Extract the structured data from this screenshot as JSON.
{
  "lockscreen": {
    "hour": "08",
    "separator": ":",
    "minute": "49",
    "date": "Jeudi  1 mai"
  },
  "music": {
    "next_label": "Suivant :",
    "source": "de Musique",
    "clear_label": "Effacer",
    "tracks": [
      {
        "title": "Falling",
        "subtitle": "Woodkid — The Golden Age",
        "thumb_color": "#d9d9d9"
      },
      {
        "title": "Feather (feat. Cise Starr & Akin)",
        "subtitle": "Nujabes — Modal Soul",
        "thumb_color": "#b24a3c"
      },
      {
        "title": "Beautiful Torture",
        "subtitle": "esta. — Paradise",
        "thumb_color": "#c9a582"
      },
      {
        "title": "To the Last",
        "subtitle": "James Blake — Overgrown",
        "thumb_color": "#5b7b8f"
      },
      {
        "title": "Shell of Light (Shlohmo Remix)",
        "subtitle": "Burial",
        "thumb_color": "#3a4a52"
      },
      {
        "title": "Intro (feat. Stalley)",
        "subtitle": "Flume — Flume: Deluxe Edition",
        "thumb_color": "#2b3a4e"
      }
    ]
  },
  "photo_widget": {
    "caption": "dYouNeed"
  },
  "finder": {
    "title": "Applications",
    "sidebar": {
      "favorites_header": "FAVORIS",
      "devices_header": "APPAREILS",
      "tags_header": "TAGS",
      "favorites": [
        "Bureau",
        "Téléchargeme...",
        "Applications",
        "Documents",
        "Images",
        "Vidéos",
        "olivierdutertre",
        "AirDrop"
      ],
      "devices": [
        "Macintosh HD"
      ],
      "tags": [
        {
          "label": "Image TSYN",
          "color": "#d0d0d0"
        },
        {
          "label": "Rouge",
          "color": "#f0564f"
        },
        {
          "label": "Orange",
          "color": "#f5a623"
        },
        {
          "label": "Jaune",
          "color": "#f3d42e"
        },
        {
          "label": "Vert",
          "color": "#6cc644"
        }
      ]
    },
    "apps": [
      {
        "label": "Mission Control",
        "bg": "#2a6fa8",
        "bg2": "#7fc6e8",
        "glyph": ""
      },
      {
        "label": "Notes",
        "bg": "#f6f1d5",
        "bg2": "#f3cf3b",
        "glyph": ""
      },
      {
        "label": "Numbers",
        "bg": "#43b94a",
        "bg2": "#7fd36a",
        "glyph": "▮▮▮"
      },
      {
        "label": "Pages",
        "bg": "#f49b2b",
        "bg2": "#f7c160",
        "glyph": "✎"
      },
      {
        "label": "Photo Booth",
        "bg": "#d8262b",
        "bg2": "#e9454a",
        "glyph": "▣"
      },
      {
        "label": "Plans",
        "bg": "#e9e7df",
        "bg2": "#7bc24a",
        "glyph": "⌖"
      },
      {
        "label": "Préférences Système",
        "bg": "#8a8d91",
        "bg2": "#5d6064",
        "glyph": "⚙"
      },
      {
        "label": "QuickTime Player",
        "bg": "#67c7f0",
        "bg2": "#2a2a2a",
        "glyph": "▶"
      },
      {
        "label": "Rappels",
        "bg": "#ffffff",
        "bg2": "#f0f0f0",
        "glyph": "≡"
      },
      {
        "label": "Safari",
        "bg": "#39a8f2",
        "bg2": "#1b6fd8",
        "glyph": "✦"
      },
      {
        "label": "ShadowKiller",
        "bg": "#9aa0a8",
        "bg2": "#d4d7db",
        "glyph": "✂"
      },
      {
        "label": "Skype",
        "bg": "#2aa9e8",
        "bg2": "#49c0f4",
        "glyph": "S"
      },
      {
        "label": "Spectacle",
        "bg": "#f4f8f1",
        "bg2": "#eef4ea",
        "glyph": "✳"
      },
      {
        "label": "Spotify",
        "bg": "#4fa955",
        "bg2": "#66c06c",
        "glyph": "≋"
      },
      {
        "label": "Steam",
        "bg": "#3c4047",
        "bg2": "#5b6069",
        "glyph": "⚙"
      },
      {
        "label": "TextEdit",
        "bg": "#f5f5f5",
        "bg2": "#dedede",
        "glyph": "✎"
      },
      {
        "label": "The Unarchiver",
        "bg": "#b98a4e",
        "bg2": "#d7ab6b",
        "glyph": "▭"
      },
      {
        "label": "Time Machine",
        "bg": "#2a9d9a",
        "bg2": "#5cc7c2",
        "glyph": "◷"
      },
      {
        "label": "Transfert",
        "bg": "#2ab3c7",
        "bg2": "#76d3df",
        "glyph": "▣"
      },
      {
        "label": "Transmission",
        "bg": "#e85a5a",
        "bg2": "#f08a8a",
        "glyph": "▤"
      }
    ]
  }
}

■ Prompt:
Reply with nothing but the number of lines in the data above that contain "subtitle".

■ Result of this exercise:
6